コロナ入院患者 再び増加「高齢者など入院後 悪化する例多い」

感染が再び拡大するなか、ことし4月から新型コロナの患者を受け入れてきた、埼玉県の大学病院では、11月下旬から再び入院患者が増加し始めています。この病院の感染症専門医は、「高齢者や持病のある患者は、入院した際に軽症でもその後に容体が悪化するケースが多い」と指摘しています。

埼玉県川越市にある埼玉医科大学総合医療センターでは、ことし4月以降、新型コロナ患者の治療にあたる専門の病棟を設け、感染症の専門医や若手の医師ら十数人のほか、外科や内科などの看護師ら、合わせて30人ほどが入院患者に対応しています。

11月下旬から再び患者が増加し始め、病棟の4階と5階の13の部屋に合わせて23のベッドをコロナ患者専用の部屋としていますが、1日までに12のベッドが埋まり、人工呼吸器の必要な重症患者が2人、酸素の吸入が必要で、重症に転じるおそれのある中等症の患者が7人などとなっています。

このうち、重症となっている80歳代の男性は、先月中旬に入院した際は、自分で歩いて病棟に入るほど症状が軽い状態でしたが、日に日に状態が悪くなり、入院して1週間後には、人工呼吸器が必要なほど重い状態となり、現在もそれが続いています。

さらに、1日は、中等症で酸素吸入を行っていた70歳代の患者の状態が悪化し、看護師が慌ただしく対応にあたる様子もみられました。

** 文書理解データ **
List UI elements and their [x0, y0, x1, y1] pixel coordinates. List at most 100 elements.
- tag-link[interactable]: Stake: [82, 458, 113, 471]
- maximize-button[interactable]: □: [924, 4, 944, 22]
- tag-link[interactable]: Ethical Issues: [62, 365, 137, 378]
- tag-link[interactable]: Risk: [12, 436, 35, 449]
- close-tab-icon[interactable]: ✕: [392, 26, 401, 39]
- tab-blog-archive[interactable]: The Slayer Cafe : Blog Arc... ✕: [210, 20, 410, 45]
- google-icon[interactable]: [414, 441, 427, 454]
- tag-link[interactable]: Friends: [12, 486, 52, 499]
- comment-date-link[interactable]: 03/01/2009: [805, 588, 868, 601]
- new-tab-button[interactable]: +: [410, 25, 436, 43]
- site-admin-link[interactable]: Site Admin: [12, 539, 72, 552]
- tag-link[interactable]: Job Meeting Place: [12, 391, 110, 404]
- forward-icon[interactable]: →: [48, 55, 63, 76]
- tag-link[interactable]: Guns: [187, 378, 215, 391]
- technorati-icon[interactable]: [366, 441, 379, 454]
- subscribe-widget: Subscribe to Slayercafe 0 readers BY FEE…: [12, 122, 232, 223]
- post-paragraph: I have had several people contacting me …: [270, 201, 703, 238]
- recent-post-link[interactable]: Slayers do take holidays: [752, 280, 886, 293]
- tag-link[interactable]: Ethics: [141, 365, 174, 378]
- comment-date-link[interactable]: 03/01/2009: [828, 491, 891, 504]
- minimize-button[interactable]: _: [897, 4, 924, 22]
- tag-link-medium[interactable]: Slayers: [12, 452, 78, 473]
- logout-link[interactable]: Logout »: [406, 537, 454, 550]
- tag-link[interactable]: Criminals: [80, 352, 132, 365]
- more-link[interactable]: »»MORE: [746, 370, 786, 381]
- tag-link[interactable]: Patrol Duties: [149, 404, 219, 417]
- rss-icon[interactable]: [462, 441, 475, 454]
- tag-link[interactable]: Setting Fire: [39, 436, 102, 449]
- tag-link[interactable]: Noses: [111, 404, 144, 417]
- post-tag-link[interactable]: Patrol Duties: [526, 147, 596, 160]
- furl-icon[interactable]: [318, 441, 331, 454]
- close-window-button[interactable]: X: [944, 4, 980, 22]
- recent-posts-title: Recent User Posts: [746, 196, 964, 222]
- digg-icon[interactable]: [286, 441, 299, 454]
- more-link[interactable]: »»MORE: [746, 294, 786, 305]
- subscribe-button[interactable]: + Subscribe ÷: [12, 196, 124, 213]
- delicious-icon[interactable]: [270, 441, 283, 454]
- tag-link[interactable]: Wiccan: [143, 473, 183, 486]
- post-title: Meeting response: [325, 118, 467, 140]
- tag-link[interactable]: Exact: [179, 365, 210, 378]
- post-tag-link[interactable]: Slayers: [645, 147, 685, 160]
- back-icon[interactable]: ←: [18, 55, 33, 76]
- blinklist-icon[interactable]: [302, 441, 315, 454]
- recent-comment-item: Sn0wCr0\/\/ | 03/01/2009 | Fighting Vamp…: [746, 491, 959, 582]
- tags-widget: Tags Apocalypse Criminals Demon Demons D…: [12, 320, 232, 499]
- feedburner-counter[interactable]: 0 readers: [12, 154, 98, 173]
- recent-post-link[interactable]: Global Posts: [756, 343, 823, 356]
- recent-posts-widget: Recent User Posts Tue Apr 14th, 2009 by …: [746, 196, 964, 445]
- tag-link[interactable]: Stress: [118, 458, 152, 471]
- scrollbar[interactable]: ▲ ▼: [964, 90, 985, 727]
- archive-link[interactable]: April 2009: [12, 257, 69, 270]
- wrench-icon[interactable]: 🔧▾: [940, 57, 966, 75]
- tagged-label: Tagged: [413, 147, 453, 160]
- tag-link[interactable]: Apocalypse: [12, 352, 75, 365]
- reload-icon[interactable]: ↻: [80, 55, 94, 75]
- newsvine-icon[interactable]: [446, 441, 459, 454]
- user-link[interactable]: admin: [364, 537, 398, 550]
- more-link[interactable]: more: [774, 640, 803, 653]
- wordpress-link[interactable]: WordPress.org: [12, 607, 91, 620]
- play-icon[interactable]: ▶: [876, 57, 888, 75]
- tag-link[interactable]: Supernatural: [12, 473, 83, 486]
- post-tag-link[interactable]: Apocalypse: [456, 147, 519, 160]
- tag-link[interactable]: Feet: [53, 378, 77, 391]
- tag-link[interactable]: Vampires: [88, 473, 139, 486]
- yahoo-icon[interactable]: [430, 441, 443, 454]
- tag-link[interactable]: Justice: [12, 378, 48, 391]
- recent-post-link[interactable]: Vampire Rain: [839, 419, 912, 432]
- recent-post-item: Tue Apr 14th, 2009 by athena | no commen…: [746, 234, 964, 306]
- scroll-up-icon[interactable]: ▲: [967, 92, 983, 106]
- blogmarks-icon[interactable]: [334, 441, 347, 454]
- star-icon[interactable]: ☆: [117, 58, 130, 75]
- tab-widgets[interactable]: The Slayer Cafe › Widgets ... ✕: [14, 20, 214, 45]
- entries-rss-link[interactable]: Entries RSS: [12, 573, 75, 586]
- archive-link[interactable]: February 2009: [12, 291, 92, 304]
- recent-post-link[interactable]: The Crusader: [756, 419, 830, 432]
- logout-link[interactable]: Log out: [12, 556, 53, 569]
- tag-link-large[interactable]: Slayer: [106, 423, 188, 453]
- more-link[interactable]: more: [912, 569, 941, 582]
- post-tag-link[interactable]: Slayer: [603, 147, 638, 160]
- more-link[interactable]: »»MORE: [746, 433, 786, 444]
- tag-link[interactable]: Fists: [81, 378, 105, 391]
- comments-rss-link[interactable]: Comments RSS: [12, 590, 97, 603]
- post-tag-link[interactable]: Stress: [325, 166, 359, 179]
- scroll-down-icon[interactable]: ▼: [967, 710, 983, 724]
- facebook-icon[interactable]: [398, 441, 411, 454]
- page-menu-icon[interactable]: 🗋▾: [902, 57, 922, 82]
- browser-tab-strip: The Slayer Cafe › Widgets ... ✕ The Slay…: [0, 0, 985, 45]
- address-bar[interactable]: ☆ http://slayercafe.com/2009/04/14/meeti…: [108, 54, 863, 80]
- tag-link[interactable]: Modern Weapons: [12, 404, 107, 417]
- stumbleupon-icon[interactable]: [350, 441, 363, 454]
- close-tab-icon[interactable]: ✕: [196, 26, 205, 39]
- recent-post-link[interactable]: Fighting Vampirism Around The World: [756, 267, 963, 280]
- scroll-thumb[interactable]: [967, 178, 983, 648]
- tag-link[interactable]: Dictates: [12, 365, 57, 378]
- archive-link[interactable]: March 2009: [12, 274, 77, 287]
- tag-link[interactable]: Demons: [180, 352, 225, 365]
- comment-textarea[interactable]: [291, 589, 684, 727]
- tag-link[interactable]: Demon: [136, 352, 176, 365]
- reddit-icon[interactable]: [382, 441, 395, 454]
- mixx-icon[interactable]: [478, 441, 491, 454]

** 課題の指示 **
• a. 記事の「11月下旬から再び患者が増加」から「い状態となり、現在もそれが続いています。」までを、両端を含めて一字一句そのまま書き写すこと。
• b. 記事によると、埼玉医科大学総合医療センターで新型コロナの入院患者に対応しているのは合わせて何人ほどか答えること。
解答には記事の内容だけを用いること。

** 想定される解答 **
• a.
11月下旬から再び患者が増加し始め、病棟の4階と5階の13の部屋に合わせて23のベッドをコロナ患者専用の部屋としていますが、1日までに12のベッドが埋まり、人工呼吸器の必要な重症患者が2人、酸素の吸入が必要で、重症に転じるおそれのある中等症の患者が7人などとなっています。

このうち、重症となっている80歳代の男性は、先月中旬に入院した際は、自分で歩いて病棟に入るほど症状が軽い状態でしたが、日に日に状態が悪くなり、入院して1週間後には、人工呼吸器が必要なほど重い状態となり、現在もそれが続いています。

• b. 合わせて30人ほど。